#### [Do this]
Please copy all the lines that follow, word for word.

#### [Data provided]
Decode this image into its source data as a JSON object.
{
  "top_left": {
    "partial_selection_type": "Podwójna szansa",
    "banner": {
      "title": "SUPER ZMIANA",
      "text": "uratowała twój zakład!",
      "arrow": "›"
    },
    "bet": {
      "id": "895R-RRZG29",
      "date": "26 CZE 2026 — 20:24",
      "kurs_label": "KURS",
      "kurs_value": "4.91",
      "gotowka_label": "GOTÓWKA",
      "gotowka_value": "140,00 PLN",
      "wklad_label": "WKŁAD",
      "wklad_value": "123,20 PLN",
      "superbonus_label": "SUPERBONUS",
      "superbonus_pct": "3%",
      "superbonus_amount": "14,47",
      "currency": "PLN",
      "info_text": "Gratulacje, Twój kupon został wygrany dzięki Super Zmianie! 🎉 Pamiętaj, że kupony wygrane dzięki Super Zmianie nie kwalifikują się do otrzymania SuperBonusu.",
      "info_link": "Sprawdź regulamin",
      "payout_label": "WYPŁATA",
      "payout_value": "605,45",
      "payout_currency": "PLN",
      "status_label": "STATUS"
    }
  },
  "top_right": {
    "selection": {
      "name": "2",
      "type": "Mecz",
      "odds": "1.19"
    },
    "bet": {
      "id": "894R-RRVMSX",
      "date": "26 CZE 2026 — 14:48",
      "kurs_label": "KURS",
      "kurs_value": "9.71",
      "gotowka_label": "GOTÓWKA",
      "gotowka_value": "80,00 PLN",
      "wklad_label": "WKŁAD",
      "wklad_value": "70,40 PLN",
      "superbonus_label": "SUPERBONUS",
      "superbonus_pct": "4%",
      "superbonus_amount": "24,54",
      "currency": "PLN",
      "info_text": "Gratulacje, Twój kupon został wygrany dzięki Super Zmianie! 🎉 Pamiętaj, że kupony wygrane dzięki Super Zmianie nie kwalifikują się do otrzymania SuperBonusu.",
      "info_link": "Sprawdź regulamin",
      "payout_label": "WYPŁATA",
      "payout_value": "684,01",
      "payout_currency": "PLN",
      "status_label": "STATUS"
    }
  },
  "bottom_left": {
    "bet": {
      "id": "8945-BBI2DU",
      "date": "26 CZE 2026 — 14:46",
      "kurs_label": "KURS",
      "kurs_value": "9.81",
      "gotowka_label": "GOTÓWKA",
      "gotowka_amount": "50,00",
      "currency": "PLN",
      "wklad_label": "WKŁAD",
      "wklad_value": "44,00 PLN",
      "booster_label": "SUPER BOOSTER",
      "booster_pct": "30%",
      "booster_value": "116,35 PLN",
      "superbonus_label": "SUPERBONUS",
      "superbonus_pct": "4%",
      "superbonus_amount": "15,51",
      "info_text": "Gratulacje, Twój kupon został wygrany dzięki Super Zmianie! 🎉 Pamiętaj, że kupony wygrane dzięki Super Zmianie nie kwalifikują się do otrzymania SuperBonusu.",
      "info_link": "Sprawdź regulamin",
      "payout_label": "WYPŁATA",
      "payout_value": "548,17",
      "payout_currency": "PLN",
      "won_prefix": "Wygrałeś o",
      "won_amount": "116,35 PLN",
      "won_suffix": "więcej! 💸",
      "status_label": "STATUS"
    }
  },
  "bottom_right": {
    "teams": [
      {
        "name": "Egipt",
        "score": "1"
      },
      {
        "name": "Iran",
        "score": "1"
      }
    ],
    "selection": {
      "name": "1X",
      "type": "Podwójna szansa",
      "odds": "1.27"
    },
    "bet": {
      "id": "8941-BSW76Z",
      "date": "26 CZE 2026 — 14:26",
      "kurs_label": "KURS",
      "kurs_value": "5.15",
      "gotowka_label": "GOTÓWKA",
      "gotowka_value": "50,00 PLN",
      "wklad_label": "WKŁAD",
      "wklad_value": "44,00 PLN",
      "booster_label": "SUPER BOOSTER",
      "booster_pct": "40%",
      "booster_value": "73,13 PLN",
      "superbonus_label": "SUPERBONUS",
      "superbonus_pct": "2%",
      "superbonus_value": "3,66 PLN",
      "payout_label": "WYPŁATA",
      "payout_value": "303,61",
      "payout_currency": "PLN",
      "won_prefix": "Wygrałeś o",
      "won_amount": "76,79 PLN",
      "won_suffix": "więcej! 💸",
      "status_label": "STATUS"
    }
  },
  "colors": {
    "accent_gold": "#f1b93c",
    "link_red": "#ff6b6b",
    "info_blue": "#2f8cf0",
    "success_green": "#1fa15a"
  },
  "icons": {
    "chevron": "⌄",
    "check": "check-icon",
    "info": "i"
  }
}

#### [Answer to this problem]
Decode this image into its source data as a JSON object.
{
  "top_left": {
    "partial_selection_type": "Podwójna szansa",
    "banner": {
      "title": "SUPER ZMIANA",
      "text": "uratowała twój zakład!",
      "arrow": "›"
    },
    "bet": {
      "id": "895R-RRZG29",
      "date": "26 CZE 2026 — 20:24",
      "kurs_label": "KURS",
      "kurs_value": "4.91",
      "gotowka_label": "GOTÓWKA",
      "gotowka_value": "140,00 PLN",
      "wklad_label": "WKŁAD",
      "wklad_value": "123,20 PLN",
      "superbonus_label": "SUPERBONUS",
      "superbonus_pct": "3%",
      "superbonus_amount": "14,47",
      "currency": "PLN",
      "info_text": "Gratulacje, Twój kupon został wygrany dzięki Super Zmianie! 🎉 Pamiętaj, że kupony wygrane dzięki Super Zmianie nie kwalifikują się do otrzymania SuperBonusu.",
      "info_link": "Sprawdź regulamin",
      "payout_label": "WYPŁATA",
      "payout_value": "605,45",
      "payout_currency": "PLN",
      "status_label": "STATUS"
    }
  },
  "top_right": {
    "selection": {
      "name": "2",
      "type": "Mecz",
      "odds": "1.19"
    },
    "bet": {
      "id": "894R-RRVMSX",
      "date": "26 CZE 2026 — 14:48",
      "kurs_label": "KURS",
      "kurs_value": "9.71",
      "gotowka_label": "GOTÓWKA",
      "gotowka_value": "80,00 PLN",
      "wklad_label": "WKŁAD",
      "wklad_value": "70,40 PLN",
      "superbonus_label": "SUPERBONUS",
      "superbonus_pct": "4%",
      "superbonus_amount": "24,54",
      "currency": "PLN",
      "info_text": "Gratulacje, Twój kupon został wygrany dzięki Super Zmianie! 🎉 Pamiętaj, że kupony wygrane dzięki Super Zmianie nie kwalifikują się do otrzymania SuperBonusu.",
      "info_link": "Sprawdź regulamin",
      "payout_label": "WYPŁATA",
      "payout_value": "684,01",
      "payout_currency": "PLN",
      "status_label": "STATUS"
    }
  },
  "bottom_left": {
    "bet": {
      "id": "8945-BBI2DU",
      "date": "26 CZE 2026 — 14:46",
      "kurs_label": "KURS",
      "kurs_value": "9.81",
      "gotowka_label": "GOTÓWKA",
      "gotowka_amount": "50,00",
      "currency": "PLN",
      "wklad_label": "WKŁAD",
      "wklad_value": "44,00 PLN",
      "booster_label": "SUPER BOOSTER",
      "booster_pct": "30%",
      "booster_value": "116,35 PLN",
      "superbonus_label": "SUPERBONUS",
      "superbonus_pct": "4%",
      "superbonus_amount": "15,51",
      "info_text": "Gratulacje, Twój kupon został wygrany dzięki Super Zmianie! 🎉 Pamiętaj, że kupony wygrane dzięki Super Zmianie nie kwalifikują się do otrzymania SuperBonusu.",
      "info_link": "Sprawdź regulamin",
      "payout_label": "WYPŁATA",
      "payout_value": "548,17",
      "payout_currency": "PLN",
      "won_prefix": "Wygrałeś o",
      "won_amount": "116,35 PLN",
      "won_suffix": "więcej! 💸",
      "status_label": "STATUS"
    }
  },
  "bottom_right": {
    "teams": [
      {
        "name": "Egipt",
        "score": "1"
      },
      {
        "name": "Iran",
        "score": "1"
      }
    ],
    "selection": {
      "name": "1X",
      "type": "Podwójna szansa",
      "odds": "1.27"
    },
    "bet": {
      "id": "8941-BSW76Z",
      "date": "26 CZE 2026 — 14:26",
      "kurs_label": "KURS",
      "kurs_value": "5.15",
      "gotowka_label": "GOTÓWKA",
      "gotowka_value": "50,00 PLN",
      "wklad_label": "WKŁAD",
      "wklad_value": "44,00 PLN",
      "booster_label": "SUPER BOOSTER",
      "booster_pct": "40%",
      "booster_value": "73,13 PLN",
      "superbonus_label": "SUPERBONUS",
      "superbonus_pct": "2%",
      "superbonus_value": "3,66 PLN",
      "payout_label": "WYPŁATA",
      "payout_value": "303,61",
      "payout_currency": "PLN",
      "won_prefix": "Wygrałeś o",
      "won_amount": "76,79 PLN",
      "won_suffix": "więcej! 💸",
      "status_label": "STATUS"
    }
  },
  "colors": {
    "accent_gold": "#f1b93c",
    "link_red": "#ff6b6b",
    "info_blue": "#2f8cf0",
    "success_green": "#1fa15a"
  },
  "icons": {
    "chevron": "⌄",
    "check": "check-icon",
    "info": "i"
  }
}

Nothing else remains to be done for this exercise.